__WHAT THE EXERCISE ASKS__. Pull out every line of the listing below where "Fundación" appears.

__DATASET EXTRACT__.
== == ==
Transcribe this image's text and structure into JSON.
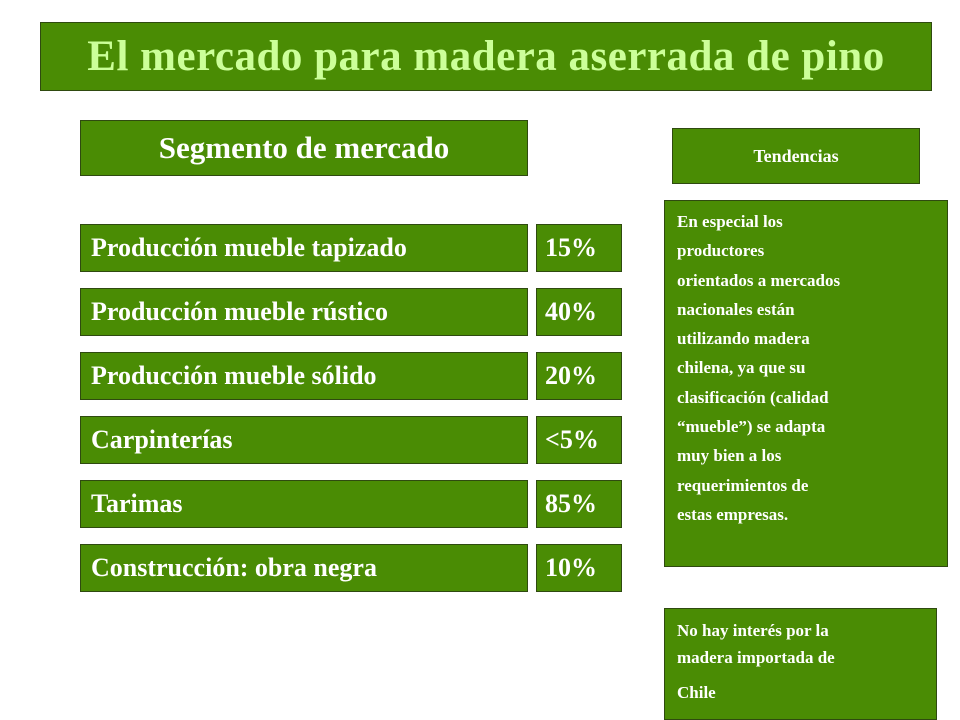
{
  "title": "El mercado para madera aserrada de pino",
  "segment_header": "Segmento de mercado",
  "trends_header": "Tendencias",
  "segments": [
    {
      "label": "Producción mueble tapizado",
      "value": "15%"
    },
    {
      "label": "Producción mueble rústico",
      "value": "40%"
    },
    {
      "label": "Producción mueble sólido",
      "value": "20%"
    },
    {
      "label": "Carpinterías",
      "value": "<5%"
    },
    {
      "label": "Tarimas",
      "value": "85%"
    },
    {
      "label": "Construcción: obra negra",
      "value": "10%"
    }
  ],
  "trends": {
    "text1_lines": [
      "En especial los",
      "productores",
      "orientados a mercados",
      "nacionales están",
      "utilizando madera",
      "chilena, ya que su",
      "clasificación (calidad",
      "“mueble”) se adapta",
      "muy bien a los",
      "requerimientos de",
      "estas empresas."
    ],
    "text2_lines": [
      "No hay interés por la",
      "madera importada de",
      "Chile"
    ]
  },
  "colors": {
    "box_fill": "#4a8c04",
    "title_text": "#ccff99",
    "body_text": "#ffffff"
  }
}
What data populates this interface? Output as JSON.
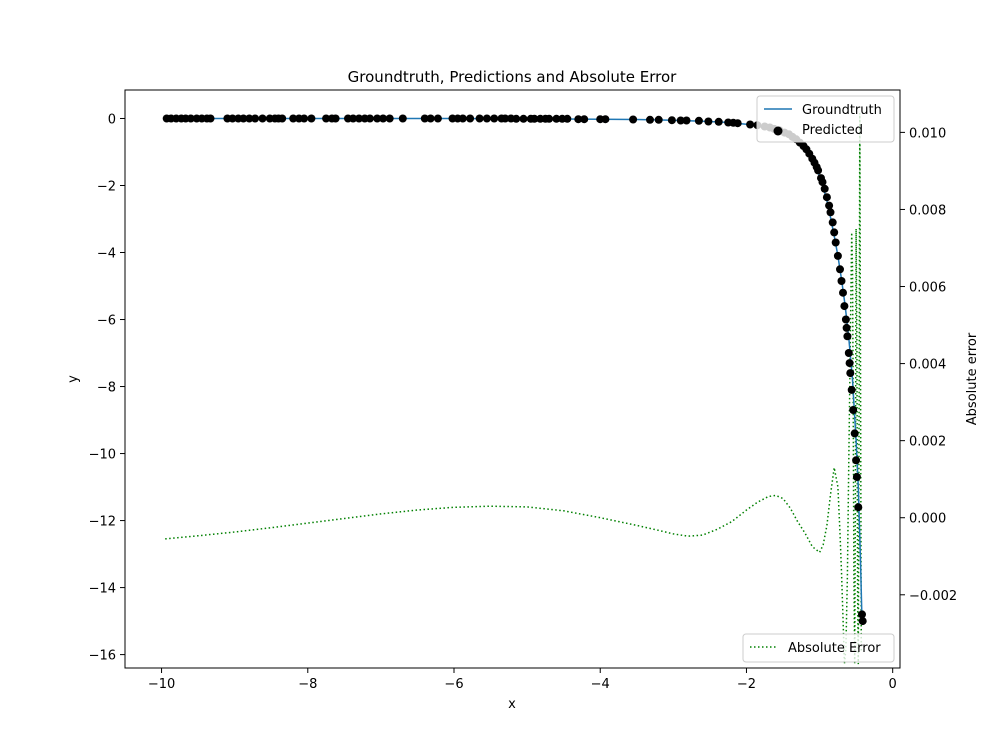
{
  "chart_data": {
    "type": "line",
    "title": "Groundtruth, Predictions and Absolute Error",
    "xlabel": "x",
    "ylabel": "y",
    "y2label": "Absolute error",
    "xlim": [
      -10.5,
      0.1
    ],
    "ylim": [
      -16.4,
      0.85
    ],
    "y2lim": [
      -0.0039,
      0.0111
    ],
    "xticks": [
      -10,
      -8,
      -6,
      -4,
      -2,
      0
    ],
    "yticks": [
      0,
      -2,
      -4,
      -6,
      -8,
      -10,
      -12,
      -14,
      -16
    ],
    "y2ticks": [
      0.01,
      0.008,
      0.006,
      0.004,
      0.002,
      0.0,
      -0.002
    ],
    "xtick_labels": [
      "−10",
      "−8",
      "−6",
      "−4",
      "−2",
      "0"
    ],
    "ytick_labels": [
      "0",
      "−2",
      "−4",
      "−6",
      "−8",
      "−10",
      "−12",
      "−14",
      "−16"
    ],
    "y2tick_labels": [
      "0.010",
      "0.008",
      "0.006",
      "0.004",
      "0.002",
      "0.000",
      "−0.002"
    ],
    "grid": false,
    "legend_top": {
      "placement": "top-right",
      "entries": [
        "Groundtruth",
        "Predicted"
      ]
    },
    "legend_bottom": {
      "placement": "bottom-right",
      "entries": [
        "Absolute Error"
      ]
    },
    "colors": {
      "groundtruth": "#1f77b4",
      "predicted": "#000000",
      "error": "#008000"
    },
    "series": [
      {
        "name": "Groundtruth",
        "axis": "left",
        "style": "solid",
        "x": [
          -9.95,
          -9.0,
          -8.0,
          -7.0,
          -6.0,
          -5.0,
          -4.0,
          -3.5,
          -3.0,
          -2.6,
          -2.3,
          -2.0,
          -1.8,
          -1.6,
          -1.4,
          -1.3,
          -1.2,
          -1.1,
          -1.0,
          -0.95,
          -0.9,
          -0.85,
          -0.8,
          -0.75,
          -0.7,
          -0.65,
          -0.6,
          -0.55,
          -0.5,
          -0.47,
          -0.44,
          -0.42
        ],
        "y": [
          0.0,
          0.0,
          0.0,
          0.0,
          0.0,
          -0.01,
          -0.02,
          -0.03,
          -0.05,
          -0.08,
          -0.11,
          -0.17,
          -0.22,
          -0.33,
          -0.52,
          -0.68,
          -0.9,
          -1.25,
          -1.72,
          -2.05,
          -2.45,
          -2.95,
          -3.5,
          -4.1,
          -4.8,
          -5.6,
          -6.55,
          -7.8,
          -9.6,
          -11.0,
          -13.2,
          -15.0
        ]
      },
      {
        "name": "Predicted",
        "axis": "left",
        "style": "scatter",
        "x": [
          -9.93,
          -9.87,
          -9.8,
          -9.73,
          -9.67,
          -9.6,
          -9.52,
          -9.45,
          -9.38,
          -9.33,
          -9.1,
          -9.03,
          -8.95,
          -8.88,
          -8.8,
          -8.72,
          -8.62,
          -8.52,
          -8.45,
          -8.4,
          -8.35,
          -8.2,
          -8.12,
          -8.05,
          -7.95,
          -7.75,
          -7.67,
          -7.62,
          -7.45,
          -7.38,
          -7.3,
          -7.22,
          -7.15,
          -7.05,
          -6.97,
          -6.88,
          -6.7,
          -6.4,
          -6.32,
          -6.22,
          -6.02,
          -5.95,
          -5.88,
          -5.78,
          -5.65,
          -5.55,
          -5.45,
          -5.35,
          -5.3,
          -5.22,
          -5.15,
          -5.05,
          -4.95,
          -4.9,
          -4.82,
          -4.75,
          -4.7,
          -4.6,
          -4.52,
          -4.45,
          -4.3,
          -4.22,
          -4.0,
          -3.93,
          -3.55,
          -3.32,
          -3.2,
          -3.02,
          -2.9,
          -2.82,
          -2.65,
          -2.52,
          -2.38,
          -2.25,
          -2.18,
          -2.12,
          -1.95,
          -1.85,
          -1.75,
          -1.68,
          -1.62,
          -1.55,
          -1.48,
          -1.42,
          -1.37,
          -1.32,
          -1.27,
          -1.22,
          -1.18,
          -1.14,
          -1.1,
          -1.07,
          -1.04,
          -1.02,
          -0.98,
          -0.96,
          -0.93,
          -0.9,
          -0.87,
          -0.85,
          -0.82,
          -0.8,
          -0.78,
          -0.75,
          -0.72,
          -0.7,
          -0.68,
          -0.66,
          -0.64,
          -0.63,
          -0.62,
          -0.6,
          -0.59,
          -0.58,
          -0.56,
          -0.54,
          -0.52,
          -0.5,
          -0.49,
          -0.47,
          -0.42,
          -0.41
        ],
        "y": [
          0.0,
          0.0,
          0.0,
          0.0,
          0.0,
          0.0,
          0.0,
          0.0,
          0.0,
          0.0,
          0.0,
          0.0,
          0.0,
          0.0,
          0.0,
          0.0,
          0.0,
          0.0,
          0.0,
          0.0,
          0.0,
          0.0,
          0.0,
          0.0,
          0.0,
          0.0,
          0.0,
          0.0,
          0.0,
          0.0,
          0.0,
          0.0,
          0.0,
          0.0,
          0.0,
          0.0,
          0.0,
          0.0,
          0.0,
          0.0,
          0.0,
          0.0,
          0.0,
          0.0,
          0.0,
          0.0,
          0.0,
          0.0,
          0.0,
          0.0,
          -0.01,
          -0.01,
          -0.01,
          -0.01,
          -0.01,
          -0.01,
          -0.01,
          -0.01,
          -0.01,
          -0.01,
          -0.02,
          -0.02,
          -0.02,
          -0.02,
          -0.03,
          -0.04,
          -0.04,
          -0.05,
          -0.06,
          -0.06,
          -0.07,
          -0.09,
          -0.1,
          -0.12,
          -0.13,
          -0.14,
          -0.18,
          -0.2,
          -0.24,
          -0.27,
          -0.31,
          -0.35,
          -0.42,
          -0.47,
          -0.55,
          -0.62,
          -0.72,
          -0.82,
          -0.92,
          -1.05,
          -1.2,
          -1.32,
          -1.45,
          -1.55,
          -1.78,
          -1.9,
          -2.1,
          -2.35,
          -2.6,
          -2.8,
          -3.1,
          -3.4,
          -3.7,
          -4.1,
          -4.5,
          -4.85,
          -5.2,
          -5.6,
          -6.0,
          -6.25,
          -6.5,
          -7.0,
          -7.3,
          -7.6,
          -8.1,
          -8.7,
          -9.4,
          -10.2,
          -10.7,
          -11.6,
          -14.8,
          -15.0
        ]
      },
      {
        "name": "Absolute Error",
        "axis": "right",
        "style": "dotted",
        "x": [
          -9.95,
          -9.5,
          -9.0,
          -8.5,
          -8.0,
          -7.5,
          -7.0,
          -6.5,
          -6.0,
          -5.5,
          -5.0,
          -4.5,
          -4.0,
          -3.5,
          -3.2,
          -3.0,
          -2.8,
          -2.6,
          -2.4,
          -2.2,
          -2.0,
          -1.85,
          -1.7,
          -1.6,
          -1.5,
          -1.4,
          -1.3,
          -1.2,
          -1.1,
          -1.0,
          -0.95,
          -0.9,
          -0.85,
          -0.8,
          -0.75,
          -0.72,
          -0.7,
          -0.68,
          -0.66,
          -0.64,
          -0.62,
          -0.6,
          -0.58,
          -0.56,
          -0.55,
          -0.54,
          -0.53,
          -0.52,
          -0.51,
          -0.5,
          -0.49,
          -0.48,
          -0.47,
          -0.46,
          -0.45,
          -0.44,
          -0.43
        ],
        "y": [
          -0.00055,
          -0.00047,
          -0.00037,
          -0.00026,
          -0.00014,
          -2e-05,
          0.0001,
          0.0002,
          0.00027,
          0.0003,
          0.00028,
          0.00018,
          0.0,
          -0.0002,
          -0.00033,
          -0.00042,
          -0.00048,
          -0.00045,
          -0.0003,
          -0.0001,
          0.0002,
          0.0004,
          0.00055,
          0.00058,
          0.0005,
          0.00025,
          -0.0001,
          -0.0004,
          -0.00075,
          -0.0009,
          -0.0007,
          -0.0002,
          0.0006,
          0.0013,
          0.0008,
          -0.0004,
          -0.0014,
          -0.0026,
          -0.0038,
          -0.0034,
          -0.0015,
          0.0015,
          0.0045,
          0.0074,
          0.0065,
          0.003,
          -0.0015,
          -0.0038,
          0.0005,
          0.0075,
          0.0045,
          -0.002,
          -0.0038,
          0.003,
          0.0105,
          0.004,
          -0.0035
        ]
      }
    ]
  }
}
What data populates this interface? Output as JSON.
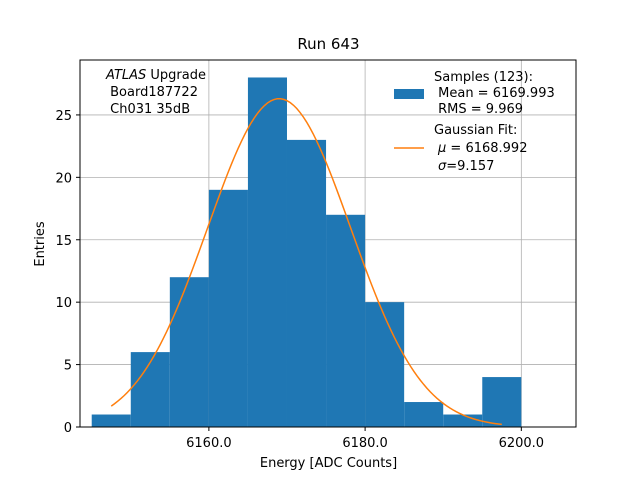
{
  "colors": {
    "bar": "#1f77b4",
    "fit": "#ff7f0e",
    "grid": "#b0b0b0",
    "axis": "#000000"
  },
  "chart_data": {
    "type": "bar",
    "title": "Run 643",
    "xlabel": "Energy [ADC Counts]",
    "ylabel": "Entries",
    "xlim": [
      6143.5,
      6207.0
    ],
    "ylim": [
      0,
      29.4
    ],
    "grid": true,
    "xticks": [
      6160.0,
      6180.0,
      6200.0
    ],
    "xtick_labels": [
      "6160.0",
      "6180.0",
      "6200.0"
    ],
    "yticks": [
      0,
      5,
      10,
      15,
      20,
      25
    ],
    "ytick_labels": [
      "0",
      "5",
      "10",
      "15",
      "20",
      "25"
    ],
    "bin_edges": [
      6145,
      6150,
      6155,
      6160,
      6165,
      6170,
      6175,
      6180,
      6185,
      6190,
      6195,
      6200,
      6205
    ],
    "values": [
      1,
      6,
      12,
      19,
      28,
      23,
      17,
      10,
      2,
      1,
      4,
      0
    ],
    "fit": {
      "x_start": 6147.5,
      "x_end": 6197.5,
      "mu": 6168.992,
      "sigma": 9.157,
      "amplitude": 26.3
    },
    "annotation": {
      "line1_italic": "ATLAS",
      "line1_rest": " Upgrade",
      "line2": " Board187722",
      "line3": " Ch031 35dB"
    },
    "legend": {
      "position": "top-right",
      "samples_lines": [
        "Samples (123):",
        " Mean = 6169.993",
        " RMS = 9.969"
      ],
      "fit_title": "Gaussian Fit:",
      "fit_mu_symbol": "μ",
      "fit_mu_rest": " = 6168.992",
      "fit_sigma_symbol": "σ",
      "fit_sigma_rest": "=9.157"
    }
  }
}
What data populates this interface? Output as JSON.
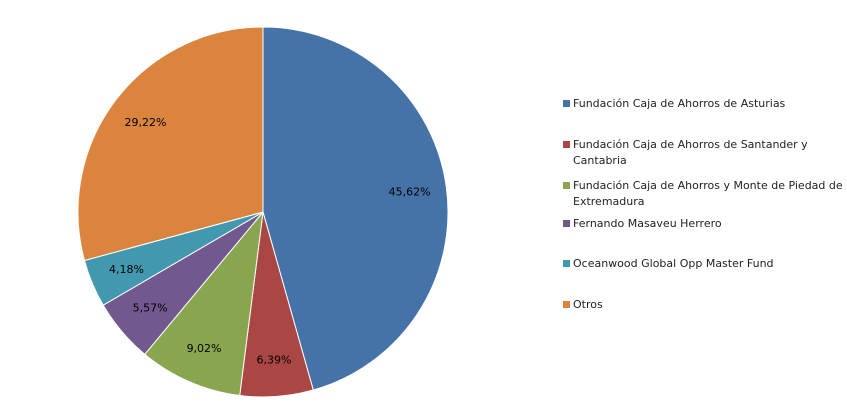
{
  "chart_data": {
    "type": "pie",
    "title": "",
    "series": [
      {
        "values": [
          45.62,
          6.39,
          9.02,
          5.57,
          4.18,
          29.22
        ]
      }
    ],
    "categories": [
      "Fundación Caja de Ahorros de Asturias",
      "Fundación Caja de Ahorros de Santander y Cantabria",
      "Fundación Caja de Ahorros y Monte de Piedad de Extremadura",
      "Fernando Masaveu Herrero",
      "Oceanwood Global Opp Master Fund",
      "Otros"
    ],
    "data_labels": [
      "45,62%",
      "6,39%",
      "9,02%",
      "5,57%",
      "4,18%",
      "29,22%"
    ],
    "colors": [
      "#4572A7",
      "#AA4643",
      "#89A54E",
      "#71588F",
      "#4198AF",
      "#DB843D"
    ],
    "legend_position": "right",
    "start": "12 o'clock, clockwise"
  }
}
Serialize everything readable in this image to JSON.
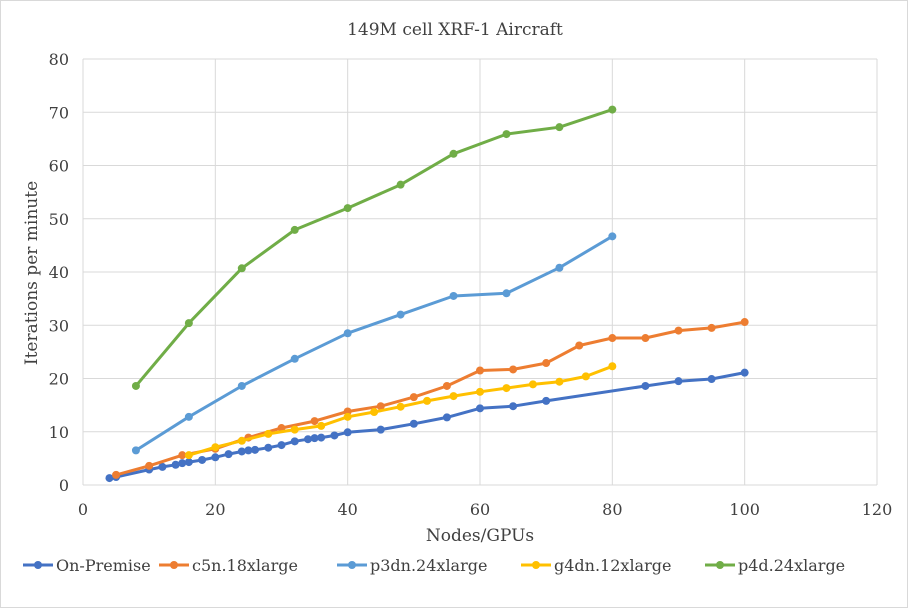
{
  "chart_data": {
    "type": "line",
    "title": "149M cell XRF-1 Aircraft",
    "xlabel": "Nodes/GPUs",
    "ylabel": "Iterations per minute",
    "xlim": [
      0,
      120
    ],
    "ylim": [
      0,
      80
    ],
    "xticks": [
      0,
      20,
      40,
      60,
      80,
      100,
      120
    ],
    "yticks": [
      0,
      10,
      20,
      30,
      40,
      50,
      60,
      70,
      80
    ],
    "grid": true,
    "legend_position": "bottom",
    "series": [
      {
        "name": "On-Premise",
        "color": "#4472c4",
        "x": [
          4,
          5,
          10,
          12,
          14,
          15,
          16,
          18,
          20,
          22,
          24,
          25,
          26,
          28,
          30,
          32,
          34,
          35,
          36,
          38,
          40,
          45,
          50,
          55,
          60,
          65,
          70,
          85,
          90,
          95,
          100
        ],
        "y": [
          1.3,
          1.5,
          2.9,
          3.4,
          3.8,
          4.1,
          4.3,
          4.7,
          5.2,
          5.8,
          6.3,
          6.5,
          6.6,
          7.0,
          7.5,
          8.2,
          8.6,
          8.8,
          8.9,
          9.3,
          9.9,
          10.4,
          11.5,
          12.7,
          14.4,
          14.8,
          15.8,
          18.6,
          19.5,
          19.9,
          21.1
        ]
      },
      {
        "name": "c5n.18xlarge",
        "color": "#ed7d31",
        "x": [
          5,
          10,
          15,
          20,
          25,
          30,
          35,
          40,
          45,
          50,
          55,
          60,
          65,
          70,
          75,
          80,
          85,
          90,
          95,
          100
        ],
        "y": [
          1.9,
          3.6,
          5.6,
          6.8,
          8.9,
          10.7,
          12.0,
          13.8,
          14.8,
          16.5,
          18.6,
          21.5,
          21.7,
          22.9,
          26.2,
          27.6,
          27.6,
          29.0,
          29.5,
          30.6
        ]
      },
      {
        "name": "p3dn.24xlarge",
        "color": "#5b9bd5",
        "x": [
          8,
          16,
          24,
          32,
          40,
          48,
          56,
          64,
          72,
          80
        ],
        "y": [
          6.5,
          12.8,
          18.6,
          23.7,
          28.5,
          32.0,
          35.5,
          36.0,
          40.8,
          46.7
        ]
      },
      {
        "name": "g4dn.12xlarge",
        "color": "#ffc000",
        "x": [
          16,
          20,
          24,
          28,
          32,
          36,
          40,
          44,
          48,
          52,
          56,
          60,
          64,
          68,
          72,
          76,
          80
        ],
        "y": [
          5.6,
          7.1,
          8.3,
          9.6,
          10.4,
          11.1,
          12.8,
          13.7,
          14.7,
          15.8,
          16.7,
          17.5,
          18.2,
          18.9,
          19.4,
          20.4,
          22.3
        ]
      },
      {
        "name": "p4d.24xlarge",
        "color": "#70ad47",
        "x": [
          8,
          16,
          24,
          32,
          40,
          48,
          56,
          64,
          72,
          80
        ],
        "y": [
          18.6,
          30.4,
          40.7,
          47.9,
          52.0,
          56.4,
          62.2,
          65.9,
          67.2,
          70.5
        ]
      }
    ]
  }
}
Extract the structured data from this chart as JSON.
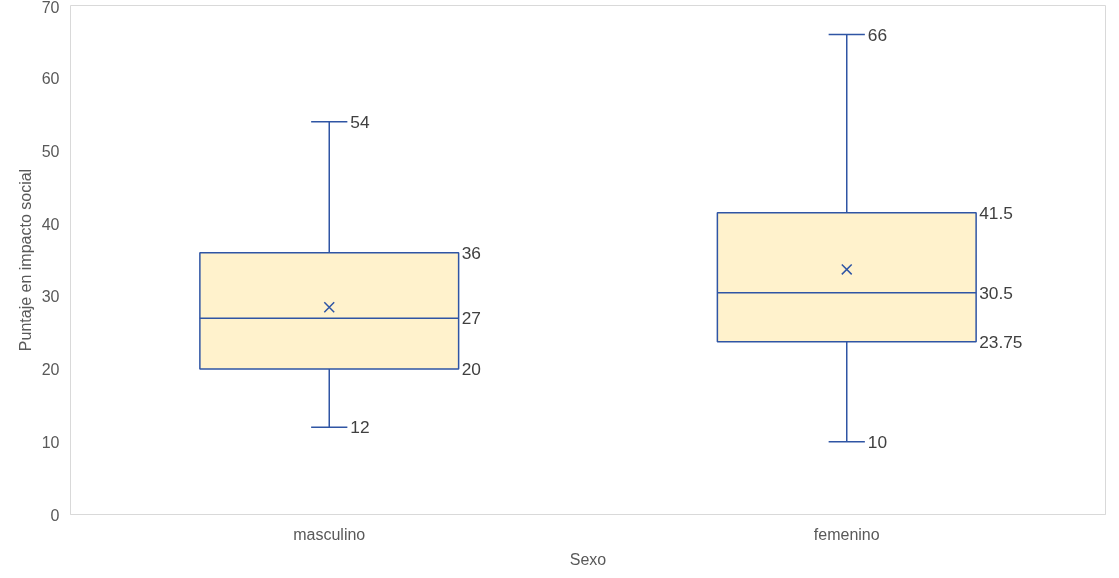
== == ==
__COMPLETE OUTPUT__.
      "Fundación Caja de Ahorros de Asturias",
      "Fundación Caja de Ahorros de Santander y Cantabria",
      "Fundación Caja de Ahorros y Monte de Piedad de Extremadura",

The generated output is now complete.